■ **Records provided**
· · ·

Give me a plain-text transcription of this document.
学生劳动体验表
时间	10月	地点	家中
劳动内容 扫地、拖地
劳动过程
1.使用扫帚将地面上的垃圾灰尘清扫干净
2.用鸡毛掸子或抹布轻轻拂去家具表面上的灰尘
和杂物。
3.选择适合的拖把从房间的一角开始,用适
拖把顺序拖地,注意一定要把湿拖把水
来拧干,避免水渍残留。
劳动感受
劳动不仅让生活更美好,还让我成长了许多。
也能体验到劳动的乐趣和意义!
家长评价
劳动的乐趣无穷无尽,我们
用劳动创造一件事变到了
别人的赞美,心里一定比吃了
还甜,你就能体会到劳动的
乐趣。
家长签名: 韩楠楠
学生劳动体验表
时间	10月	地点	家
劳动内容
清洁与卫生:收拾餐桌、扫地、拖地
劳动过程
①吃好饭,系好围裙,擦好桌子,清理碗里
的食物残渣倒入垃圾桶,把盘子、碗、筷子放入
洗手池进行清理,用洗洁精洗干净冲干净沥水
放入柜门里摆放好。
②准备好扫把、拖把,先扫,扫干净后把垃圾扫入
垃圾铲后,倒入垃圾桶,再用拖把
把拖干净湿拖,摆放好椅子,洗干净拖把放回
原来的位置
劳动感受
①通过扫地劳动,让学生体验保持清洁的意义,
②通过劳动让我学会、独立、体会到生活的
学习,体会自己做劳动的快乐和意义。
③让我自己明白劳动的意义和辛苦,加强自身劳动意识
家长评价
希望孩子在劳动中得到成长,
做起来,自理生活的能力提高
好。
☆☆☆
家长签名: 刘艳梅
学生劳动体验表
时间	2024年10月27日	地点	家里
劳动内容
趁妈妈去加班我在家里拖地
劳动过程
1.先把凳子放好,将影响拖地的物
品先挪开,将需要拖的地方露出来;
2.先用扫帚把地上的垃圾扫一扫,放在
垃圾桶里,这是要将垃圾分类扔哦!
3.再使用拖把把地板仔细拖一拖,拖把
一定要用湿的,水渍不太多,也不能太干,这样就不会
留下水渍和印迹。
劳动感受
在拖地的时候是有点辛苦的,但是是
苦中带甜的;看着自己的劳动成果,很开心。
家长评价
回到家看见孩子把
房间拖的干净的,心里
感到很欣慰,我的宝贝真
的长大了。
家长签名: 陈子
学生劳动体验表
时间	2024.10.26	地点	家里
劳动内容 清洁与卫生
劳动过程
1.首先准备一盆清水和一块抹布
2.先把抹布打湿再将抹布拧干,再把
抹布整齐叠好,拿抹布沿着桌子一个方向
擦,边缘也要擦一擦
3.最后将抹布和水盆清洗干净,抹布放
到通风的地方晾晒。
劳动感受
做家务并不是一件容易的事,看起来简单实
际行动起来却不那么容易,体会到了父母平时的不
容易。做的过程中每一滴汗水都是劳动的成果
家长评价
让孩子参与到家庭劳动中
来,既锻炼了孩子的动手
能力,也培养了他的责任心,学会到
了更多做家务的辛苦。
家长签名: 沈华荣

· · ·

■ **Do this**
Quote the data in full, keeping each word unchanged.

■ **Response to the task**
Give me a plain-text transcription of this document.
学生劳动体验表
时间	10月	地点	家中
劳动内容 扫地、拖地
劳动过程
1.使用扫帚将地面上的垃圾灰尘清扫干净
2.用鸡毛掸子或抹布轻轻拂去家具表面上的灰尘
和杂物。
3.选择适合的拖把从房间的一角开始,用适
拖把顺序拖地,注意一定要把湿拖把水
来拧干,避免水渍残留。
劳动感受
劳动不仅让生活更美好,还让我成长了许多。
也能体验到劳动的乐趣和意义!
家长评价
劳动的乐趣无穷无尽,我们
用劳动创造一件事变到了
别人的赞美,心里一定比吃了
还甜,你就能体会到劳动的
乐趣。
家长签名: 韩楠楠
学生劳动体验表
时间	10月	地点	家
劳动内容
清洁与卫生:收拾餐桌、扫地、拖地
劳动过程
①吃好饭,系好围裙,擦好桌子,清理碗里
的食物残渣倒入垃圾桶,把盘子、碗、筷子放入
洗手池进行清理,用洗洁精洗干净冲干净沥水
放入柜门里摆放好。
②准备好扫把、拖把,先扫,扫干净后把垃圾扫入
垃圾铲后,倒入垃圾桶,再用拖把
把拖干净湿拖,摆放好椅子,洗干净拖把放回
原来的位置
劳动感受
①通过扫地劳动,让学生体验保持清洁的意义,
②通过劳动让我学会、独立、体会到生活的
学习,体会自己做劳动的快乐和意义。
③让我自己明白劳动的意义和辛苦,加强自身劳动意识
家长评价
希望孩子在劳动中得到成长,
做起来,自理生活的能力提高
好。
☆☆☆
家长签名: 刘艳梅
学生劳动体验表
时间	2024年10月27日	地点	家里
劳动内容
趁妈妈去加班我在家里拖地
劳动过程
1.先把凳子放好,将影响拖地的物
品先挪开,将需要拖的地方露出来;
2.先用扫帚把地上的垃圾扫一扫,放在
垃圾桶里,这是要将垃圾分类扔哦!
3.再使用拖把把地板仔细拖一拖,拖把
一定要用湿的,水渍不太多,也不能太干,这样就不会
留下水渍和印迹。
劳动感受
在拖地的时候是有点辛苦的,但是是
苦中带甜的;看着自己的劳动成果,很开心。
家长评价
回到家看见孩子把
房间拖的干净的,心里
感到很欣慰,我的宝贝真
的长大了。
家长签名: 陈子
学生劳动体验表
时间	2024.10.26	地点	家里
劳动内容 清洁与卫生
劳动过程
1.首先准备一盆清水和一块抹布
2.先把抹布打湿再将抹布拧干,再把
抹布整齐叠好,拿抹布沿着桌子一个方向
擦,边缘也要擦一擦
3.最后将抹布和水盆清洗干净,抹布放
到通风的地方晾晒。
劳动感受
做家务并不是一件容易的事,看起来简单实
际行动起来却不那么容易,体会到了父母平时的不
容易。做的过程中每一滴汗水都是劳动的成果
家长评价
让孩子参与到家庭劳动中
来,既锻炼了孩子的动手
能力,也培养了他的责任心,学会到
了更多做家务的辛苦。
家长签名: 沈华荣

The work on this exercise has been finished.